- [Metin bloğu]:
..............................

16 Ekim, 2011

Kutlu Sonlarım

Her şeye bir ara mı versem diyorum? okul beni beklese mesela ben bitsin diye onun gözünün içine bakıp duracağıma... Elimde biriken işlerin hepsi gecikmişliğin ağırlığı ve çirkinliğinde kendi kendine çürüyüp gitse. Bir müddet eve hiç gelmesem mesela, akşamları dönerken yorgunluktan canımın acıdığını hissetmesem böylece. Ya da hiç evden çıkmsan, köprü trafiği olgusunu unutana kadar. Günün kör saatlerinde uyanmak zorunda kalmasam listedeki işler bitmedi diye.

Öğrenmek hevesinden vazgeçsem mesela, bilginin deneyimden beslendiği inancımı da yitirip hiçbirşeyden başka birşey yapmak için koşmasam hayatın peşinden. Ne bileyim, dayımın torpiliyle İBB'de kadrolu şehir plancısı olsam, bende istenilen projeyi çizip plan tadilatı yapsam, orman alanlarına yerleşime uygundur diye rapor yazıp üçüncü köprü projesine imzamı atsam, kafam rahat olur işte. Akşamları beşten sonra ismek kursuna gidip, öğle aralarında bulmaca çözerim. Haftasonları kadın kolları etkinlikleri ile o koru seni, bu yalı benim gezer beş çayı içerim.

..............................

- [Verilen veriler]:
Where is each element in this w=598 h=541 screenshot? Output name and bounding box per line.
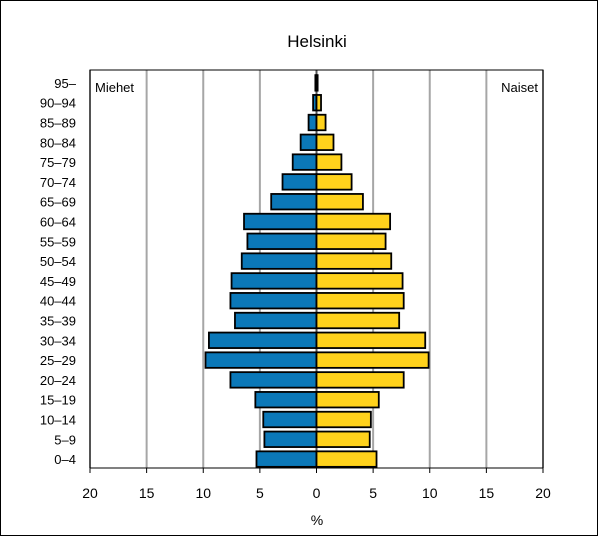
chart-title: Helsinki: [287, 32, 347, 51]
y-tick-label: 80–84: [40, 135, 76, 150]
bar-miehet: [229, 371, 318, 389]
plot-area-border: [89, 69, 544, 469]
bar-miehet: [291, 153, 318, 171]
bar-naiset: [315, 133, 335, 151]
bar-miehet: [234, 311, 318, 330]
y-tick-label: 5–9: [54, 432, 76, 447]
bar-naiset: [315, 252, 393, 270]
bar-naiset: [315, 113, 327, 132]
y-tick-label: 35–39: [40, 314, 76, 329]
bar-naiset: [315, 410, 372, 429]
y-tick-label: 20–24: [40, 373, 76, 388]
x-tick-labels: 20 15 10 5 0 5 10 15 20: [82, 485, 551, 501]
x-tick-label: 10: [195, 485, 211, 501]
x-tick-label: 5: [369, 485, 377, 501]
bar-naiset: [315, 331, 427, 349]
x-tick-label: 15: [139, 485, 155, 501]
bars-layer: [204, 74, 430, 468]
y-tick-label: 95–: [54, 76, 76, 91]
bar-naiset: [315, 430, 371, 448]
x-tick-label: 20: [535, 485, 551, 501]
bar-naiset: [315, 153, 343, 171]
legend-label-naiset: Naiset: [501, 80, 538, 95]
bar-naiset: [315, 272, 404, 290]
bar-miehet: [299, 133, 318, 151]
y-tick-label: 50–54: [40, 254, 76, 269]
bar-naiset: [315, 94, 322, 112]
y-tick-label: 65–69: [40, 195, 76, 210]
bar-miehet: [307, 113, 318, 132]
bar-miehet: [262, 410, 318, 429]
bar-naiset: [315, 193, 364, 211]
bar-miehet: [240, 252, 318, 270]
x-tick-label: 5: [256, 485, 264, 501]
y-tick-label: 45–49: [40, 274, 76, 289]
bar-naiset: [315, 371, 405, 389]
y-tick-label: 0–4: [54, 452, 76, 467]
bar-miehet: [255, 450, 318, 468]
x-tick-label: 0: [313, 485, 321, 501]
x-tick-label: 10: [422, 485, 438, 501]
bar-naiset: [315, 212, 392, 231]
bar-miehet: [281, 173, 318, 191]
bar-miehet: [254, 391, 318, 409]
y-tick-label: 25–29: [40, 353, 76, 368]
bar-miehet: [208, 331, 318, 349]
bar-naiset: [315, 74, 319, 92]
bar-naiset: [315, 450, 378, 468]
bar-naiset: [315, 173, 353, 191]
x-tick-label: 15: [479, 485, 495, 501]
y-tick-label: 70–74: [40, 175, 76, 190]
y-tick-label: 40–44: [40, 294, 76, 309]
bar-miehet: [229, 292, 318, 310]
bar-miehet: [270, 193, 318, 211]
bar-miehet: [243, 212, 318, 231]
y-tick-label: 15–19: [40, 393, 76, 408]
bar-naiset: [315, 292, 405, 310]
x-tick-label: 20: [82, 485, 98, 501]
x-axis-title: %: [311, 512, 323, 528]
bar-naiset: [315, 391, 380, 409]
y-tick-label: 60–64: [40, 215, 76, 230]
y-tick-label: 55–59: [40, 234, 76, 249]
y-tick-label: 90–94: [40, 96, 76, 111]
bar-miehet: [246, 232, 318, 250]
bar-naiset: [315, 351, 430, 369]
bar-naiset: [315, 232, 387, 250]
bar-miehet: [230, 272, 318, 290]
y-tick-label: 85–89: [40, 116, 76, 131]
y-tick-labels: 0–4 5–9 10–14 15–19 20–24 25–29 30–34 35–39 40–4…: [40, 76, 77, 467]
y-tick-label: 30–34: [40, 333, 76, 348]
y-tick-label: 75–79: [40, 155, 76, 170]
legend-label-miehet: Miehet: [95, 80, 134, 95]
bar-naiset: [315, 311, 401, 330]
bar-miehet: [204, 351, 318, 369]
y-tick-label: 10–14: [40, 413, 76, 428]
bar-miehet: [263, 430, 318, 448]
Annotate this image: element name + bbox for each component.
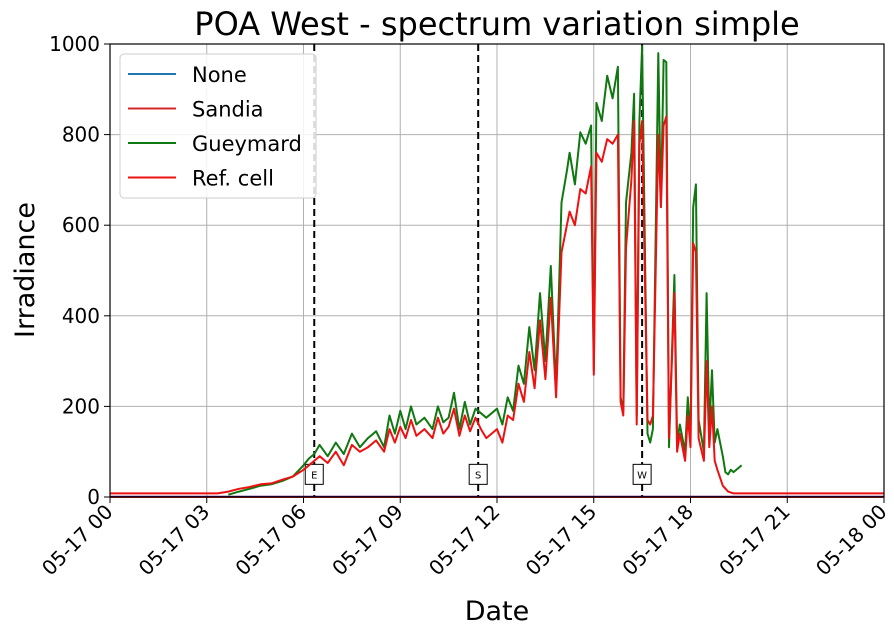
legend-label: Ref. cell — [192, 167, 274, 191]
y-tick-label: 600 — [62, 213, 100, 237]
x-axis-label: Date — [465, 596, 530, 627]
marker-box — [468, 463, 488, 485]
marker-label: S — [475, 470, 481, 481]
y-axis-label: Irradiance — [10, 202, 41, 338]
chart-title: POA West - spectrum variation simple — [194, 5, 799, 43]
y-axis-ticks: 0 200 400 600 800 1000 — [49, 32, 110, 509]
legend-label: Sandia — [192, 98, 264, 122]
y-tick-label: 0 — [87, 485, 100, 509]
y-tick-label: 400 — [62, 304, 100, 328]
series-line-2 — [228, 45, 743, 496]
series-line-3 — [110, 115, 884, 495]
marker-box — [304, 463, 324, 485]
y-tick-label: 1000 — [49, 32, 100, 56]
y-tick-label: 200 — [62, 394, 100, 418]
legend-label: None — [192, 63, 247, 87]
y-tick-label: 800 — [62, 123, 100, 147]
legend: None Sandia Gueymard Ref. cell — [119, 53, 317, 199]
marker-box — [632, 463, 652, 485]
marker-label: E — [311, 470, 317, 481]
legend-box — [119, 53, 317, 199]
legend-label: Gueymard — [192, 132, 302, 156]
marker-label: W — [637, 470, 647, 481]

..............................

- [Yapılacak iş]: "Kutlu Sonlarım" başlıklı yazıda, İBB'de kadrolu şehir plancısı olmanın hangi yolla gerçekleşeceği söyleniyor? Lütfen kısaca yanıtlayın.

- [Tam yanıt]: Yazarın dayısının torpiliyle.